> WRITTEN REQUEST: Each line in the entries below that holds the string "text" is to be listed.

## BEGIN SOURCE DATA

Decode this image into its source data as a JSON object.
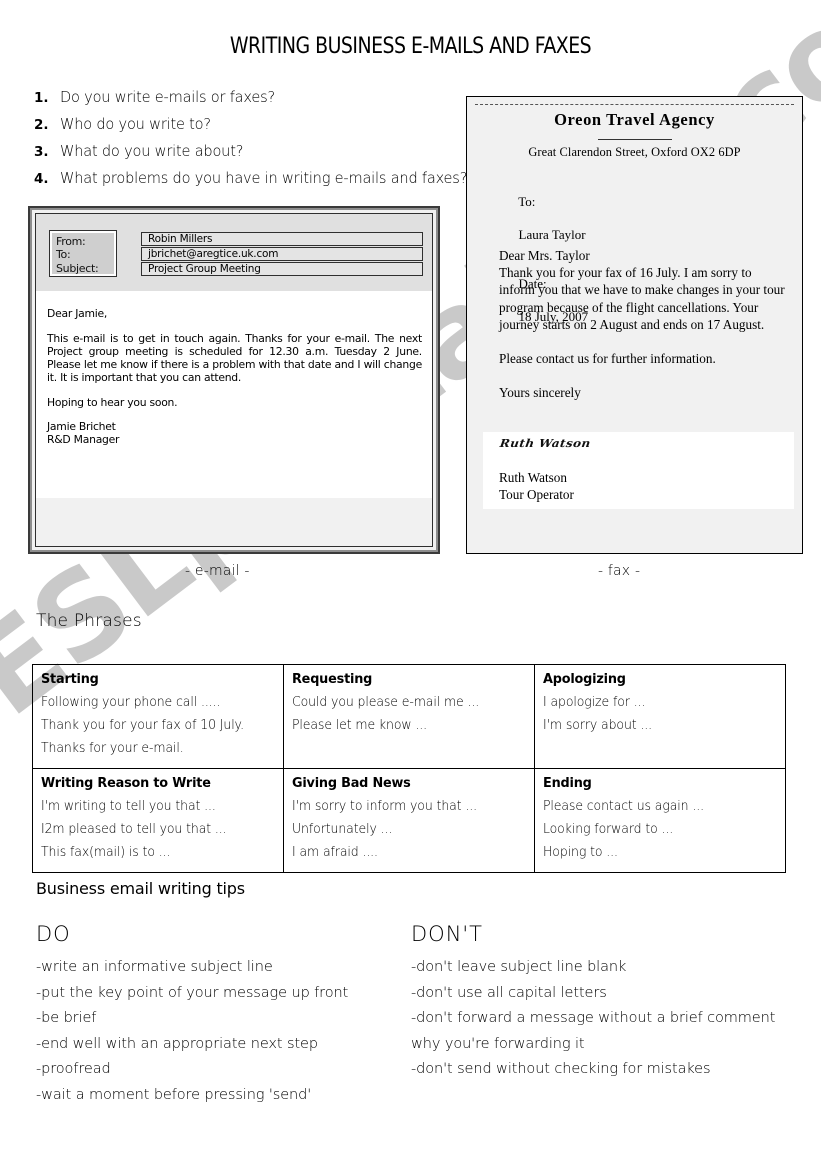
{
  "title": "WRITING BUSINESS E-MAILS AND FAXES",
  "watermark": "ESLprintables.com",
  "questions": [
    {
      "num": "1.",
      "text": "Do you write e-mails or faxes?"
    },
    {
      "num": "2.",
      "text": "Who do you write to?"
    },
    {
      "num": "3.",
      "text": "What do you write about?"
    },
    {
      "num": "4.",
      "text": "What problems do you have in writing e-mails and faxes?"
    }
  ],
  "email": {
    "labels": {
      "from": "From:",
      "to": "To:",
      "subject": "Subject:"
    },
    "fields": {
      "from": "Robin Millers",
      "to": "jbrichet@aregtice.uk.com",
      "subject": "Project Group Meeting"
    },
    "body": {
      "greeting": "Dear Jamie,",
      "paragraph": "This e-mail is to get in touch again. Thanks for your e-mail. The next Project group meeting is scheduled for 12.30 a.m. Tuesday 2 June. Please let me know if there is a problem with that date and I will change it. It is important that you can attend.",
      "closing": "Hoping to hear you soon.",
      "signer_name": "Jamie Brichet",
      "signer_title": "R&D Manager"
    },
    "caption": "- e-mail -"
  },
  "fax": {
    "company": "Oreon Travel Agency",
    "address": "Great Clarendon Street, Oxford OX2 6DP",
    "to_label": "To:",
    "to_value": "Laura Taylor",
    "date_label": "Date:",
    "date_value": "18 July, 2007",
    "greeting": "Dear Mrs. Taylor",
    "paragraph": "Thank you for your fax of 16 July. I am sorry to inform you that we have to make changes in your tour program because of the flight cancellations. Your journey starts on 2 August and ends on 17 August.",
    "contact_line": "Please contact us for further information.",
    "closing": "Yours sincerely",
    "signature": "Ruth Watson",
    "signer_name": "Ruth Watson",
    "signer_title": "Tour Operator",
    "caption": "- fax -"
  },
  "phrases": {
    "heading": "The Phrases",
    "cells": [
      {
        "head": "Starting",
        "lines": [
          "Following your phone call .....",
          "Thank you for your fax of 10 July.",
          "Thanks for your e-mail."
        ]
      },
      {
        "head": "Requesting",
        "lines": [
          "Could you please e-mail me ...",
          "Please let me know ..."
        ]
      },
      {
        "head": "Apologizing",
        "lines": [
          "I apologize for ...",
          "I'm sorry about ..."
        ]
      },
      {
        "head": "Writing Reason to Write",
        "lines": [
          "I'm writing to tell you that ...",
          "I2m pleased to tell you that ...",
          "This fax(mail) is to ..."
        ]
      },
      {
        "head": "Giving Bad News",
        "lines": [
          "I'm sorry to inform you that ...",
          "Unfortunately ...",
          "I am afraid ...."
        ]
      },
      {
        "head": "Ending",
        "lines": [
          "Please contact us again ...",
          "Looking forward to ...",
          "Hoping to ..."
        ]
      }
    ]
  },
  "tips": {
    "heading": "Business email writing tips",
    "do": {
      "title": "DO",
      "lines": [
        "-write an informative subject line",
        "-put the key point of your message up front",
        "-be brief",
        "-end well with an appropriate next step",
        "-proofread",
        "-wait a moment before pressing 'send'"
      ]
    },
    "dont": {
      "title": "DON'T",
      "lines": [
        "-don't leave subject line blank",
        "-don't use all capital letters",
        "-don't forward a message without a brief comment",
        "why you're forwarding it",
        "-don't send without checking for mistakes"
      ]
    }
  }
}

## END SOURCE DATA
## BEGIN SOURCE DATA

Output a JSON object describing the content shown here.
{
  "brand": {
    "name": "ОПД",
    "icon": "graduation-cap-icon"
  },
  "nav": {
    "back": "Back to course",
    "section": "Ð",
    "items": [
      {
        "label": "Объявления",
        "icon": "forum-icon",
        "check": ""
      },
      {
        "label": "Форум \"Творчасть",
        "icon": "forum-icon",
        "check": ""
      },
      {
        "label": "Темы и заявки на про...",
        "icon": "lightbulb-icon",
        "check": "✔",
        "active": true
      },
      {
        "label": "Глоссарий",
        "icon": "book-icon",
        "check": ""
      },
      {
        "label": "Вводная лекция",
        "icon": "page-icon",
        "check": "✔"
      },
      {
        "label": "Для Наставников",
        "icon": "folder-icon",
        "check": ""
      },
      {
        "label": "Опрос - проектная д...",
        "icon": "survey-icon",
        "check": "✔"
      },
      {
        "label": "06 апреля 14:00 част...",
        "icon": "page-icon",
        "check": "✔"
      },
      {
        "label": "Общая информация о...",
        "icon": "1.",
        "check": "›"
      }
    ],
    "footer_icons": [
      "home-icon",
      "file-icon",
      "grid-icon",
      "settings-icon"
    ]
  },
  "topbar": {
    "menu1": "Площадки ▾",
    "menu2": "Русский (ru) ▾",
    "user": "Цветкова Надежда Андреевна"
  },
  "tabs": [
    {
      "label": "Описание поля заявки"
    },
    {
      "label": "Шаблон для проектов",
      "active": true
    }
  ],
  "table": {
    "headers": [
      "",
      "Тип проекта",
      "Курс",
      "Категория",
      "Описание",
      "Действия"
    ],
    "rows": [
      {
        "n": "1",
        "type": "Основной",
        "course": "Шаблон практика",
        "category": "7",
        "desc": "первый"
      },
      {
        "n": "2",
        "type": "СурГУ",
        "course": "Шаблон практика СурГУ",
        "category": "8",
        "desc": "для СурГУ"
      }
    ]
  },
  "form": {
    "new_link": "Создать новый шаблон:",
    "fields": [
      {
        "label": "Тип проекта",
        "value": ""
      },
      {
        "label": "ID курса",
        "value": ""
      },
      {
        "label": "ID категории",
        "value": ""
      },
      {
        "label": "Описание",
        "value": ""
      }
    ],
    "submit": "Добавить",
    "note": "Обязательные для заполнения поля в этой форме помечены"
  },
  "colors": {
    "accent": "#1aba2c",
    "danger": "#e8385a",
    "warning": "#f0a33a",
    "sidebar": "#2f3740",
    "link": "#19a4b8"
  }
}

## END SOURCE DATA
## BEGIN SOURCE DATA

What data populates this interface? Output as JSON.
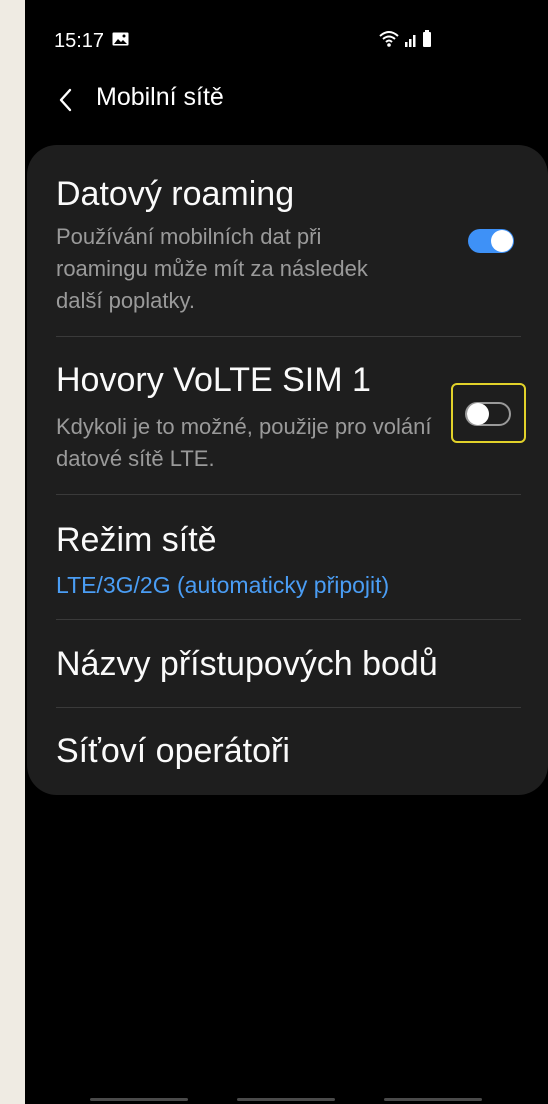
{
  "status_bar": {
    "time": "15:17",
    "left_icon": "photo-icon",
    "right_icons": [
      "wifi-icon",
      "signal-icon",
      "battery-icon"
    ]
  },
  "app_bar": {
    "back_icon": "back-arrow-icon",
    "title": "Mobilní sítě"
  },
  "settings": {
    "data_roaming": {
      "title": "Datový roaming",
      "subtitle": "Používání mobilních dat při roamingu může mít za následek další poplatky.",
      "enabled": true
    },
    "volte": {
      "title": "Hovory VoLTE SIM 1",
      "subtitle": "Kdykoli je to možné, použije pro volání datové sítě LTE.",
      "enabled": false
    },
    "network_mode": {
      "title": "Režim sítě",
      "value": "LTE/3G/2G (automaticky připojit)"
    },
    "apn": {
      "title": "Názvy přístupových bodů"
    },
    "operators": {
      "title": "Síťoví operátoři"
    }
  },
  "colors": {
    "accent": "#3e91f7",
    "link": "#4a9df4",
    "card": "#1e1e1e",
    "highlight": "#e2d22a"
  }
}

## END SOURCE DATA

> REPLY:
      "text": "Do you write e-mails or faxes?"
      "text": "Who do you write to?"
      "text": "What do you write about?"
      "text": "What problems do you have in writing e-mails and faxes?"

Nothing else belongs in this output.